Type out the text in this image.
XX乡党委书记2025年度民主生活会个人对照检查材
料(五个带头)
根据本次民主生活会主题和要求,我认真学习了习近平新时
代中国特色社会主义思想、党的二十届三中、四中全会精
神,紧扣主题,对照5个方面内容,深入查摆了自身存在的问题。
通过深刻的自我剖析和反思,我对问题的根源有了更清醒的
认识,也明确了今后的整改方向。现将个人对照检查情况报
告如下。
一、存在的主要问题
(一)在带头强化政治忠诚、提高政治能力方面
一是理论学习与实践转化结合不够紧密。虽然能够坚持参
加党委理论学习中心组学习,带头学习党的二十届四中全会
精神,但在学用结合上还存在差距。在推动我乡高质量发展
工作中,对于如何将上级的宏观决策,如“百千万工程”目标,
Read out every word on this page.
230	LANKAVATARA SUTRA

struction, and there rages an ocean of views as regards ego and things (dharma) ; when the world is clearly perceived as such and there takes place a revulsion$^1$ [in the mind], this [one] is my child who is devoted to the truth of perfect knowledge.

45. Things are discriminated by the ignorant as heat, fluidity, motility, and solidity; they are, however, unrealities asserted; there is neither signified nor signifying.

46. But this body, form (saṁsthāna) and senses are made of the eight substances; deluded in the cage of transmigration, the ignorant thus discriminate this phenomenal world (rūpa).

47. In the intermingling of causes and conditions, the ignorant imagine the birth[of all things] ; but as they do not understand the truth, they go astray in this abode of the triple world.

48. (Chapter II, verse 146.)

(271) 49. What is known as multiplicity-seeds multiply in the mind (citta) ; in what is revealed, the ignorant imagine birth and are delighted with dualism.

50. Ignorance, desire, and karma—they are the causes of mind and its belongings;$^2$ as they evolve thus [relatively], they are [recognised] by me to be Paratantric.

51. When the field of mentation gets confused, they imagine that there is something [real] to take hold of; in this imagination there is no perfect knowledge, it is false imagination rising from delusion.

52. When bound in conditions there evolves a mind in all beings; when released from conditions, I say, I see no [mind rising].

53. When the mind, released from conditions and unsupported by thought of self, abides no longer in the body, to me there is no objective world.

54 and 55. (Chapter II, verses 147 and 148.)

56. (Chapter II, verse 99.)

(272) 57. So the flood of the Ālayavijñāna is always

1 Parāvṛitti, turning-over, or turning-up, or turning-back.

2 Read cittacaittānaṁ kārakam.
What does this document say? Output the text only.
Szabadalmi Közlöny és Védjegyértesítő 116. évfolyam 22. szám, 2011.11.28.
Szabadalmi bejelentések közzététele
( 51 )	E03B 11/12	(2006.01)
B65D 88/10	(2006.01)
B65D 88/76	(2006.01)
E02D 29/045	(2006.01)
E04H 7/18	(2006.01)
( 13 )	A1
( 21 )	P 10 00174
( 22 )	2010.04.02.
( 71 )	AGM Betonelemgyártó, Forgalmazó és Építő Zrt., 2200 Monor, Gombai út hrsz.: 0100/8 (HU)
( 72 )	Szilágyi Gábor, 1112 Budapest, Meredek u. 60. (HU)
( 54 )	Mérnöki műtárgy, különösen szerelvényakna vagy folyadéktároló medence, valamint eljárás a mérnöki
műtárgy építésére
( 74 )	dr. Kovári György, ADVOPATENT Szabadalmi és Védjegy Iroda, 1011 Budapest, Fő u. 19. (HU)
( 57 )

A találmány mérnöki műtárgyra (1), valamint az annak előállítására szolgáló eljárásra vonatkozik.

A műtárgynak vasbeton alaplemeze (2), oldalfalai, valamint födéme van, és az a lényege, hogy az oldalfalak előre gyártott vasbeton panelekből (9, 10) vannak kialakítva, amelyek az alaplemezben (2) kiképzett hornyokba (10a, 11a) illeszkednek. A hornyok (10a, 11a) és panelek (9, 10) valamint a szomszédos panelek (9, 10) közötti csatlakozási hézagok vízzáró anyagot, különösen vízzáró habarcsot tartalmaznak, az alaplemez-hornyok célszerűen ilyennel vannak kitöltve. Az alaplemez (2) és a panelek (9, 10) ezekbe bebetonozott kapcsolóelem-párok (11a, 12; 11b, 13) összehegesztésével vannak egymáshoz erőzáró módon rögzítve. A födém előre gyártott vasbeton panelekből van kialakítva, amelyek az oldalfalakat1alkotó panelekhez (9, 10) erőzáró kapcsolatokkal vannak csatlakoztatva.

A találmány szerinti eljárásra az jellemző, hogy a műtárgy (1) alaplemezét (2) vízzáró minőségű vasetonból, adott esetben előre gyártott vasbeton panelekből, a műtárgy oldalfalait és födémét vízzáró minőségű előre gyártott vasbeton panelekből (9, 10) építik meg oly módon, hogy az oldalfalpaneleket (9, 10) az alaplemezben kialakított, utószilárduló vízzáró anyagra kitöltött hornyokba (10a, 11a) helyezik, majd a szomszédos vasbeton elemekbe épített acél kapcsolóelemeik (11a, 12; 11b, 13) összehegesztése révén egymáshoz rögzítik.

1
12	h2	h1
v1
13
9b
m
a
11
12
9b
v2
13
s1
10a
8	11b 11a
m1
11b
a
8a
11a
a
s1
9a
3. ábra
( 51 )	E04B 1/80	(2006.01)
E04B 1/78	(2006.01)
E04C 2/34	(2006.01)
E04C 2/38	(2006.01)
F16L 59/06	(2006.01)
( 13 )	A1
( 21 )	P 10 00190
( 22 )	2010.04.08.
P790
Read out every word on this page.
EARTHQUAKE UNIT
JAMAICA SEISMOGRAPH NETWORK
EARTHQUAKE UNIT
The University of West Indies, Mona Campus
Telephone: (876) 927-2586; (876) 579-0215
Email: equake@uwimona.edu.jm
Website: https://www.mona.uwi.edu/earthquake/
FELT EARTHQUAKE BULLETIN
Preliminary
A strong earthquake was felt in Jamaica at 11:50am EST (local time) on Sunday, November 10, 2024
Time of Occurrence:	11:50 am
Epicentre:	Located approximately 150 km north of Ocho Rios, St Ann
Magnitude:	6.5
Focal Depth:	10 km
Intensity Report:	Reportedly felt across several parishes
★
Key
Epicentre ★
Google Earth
• • • • • • •
• [WRITTEN TASK]:
Say how many lines include the word "eljárásra"; reply with the number alone.

• [EXERCISE RESPONSE]:
2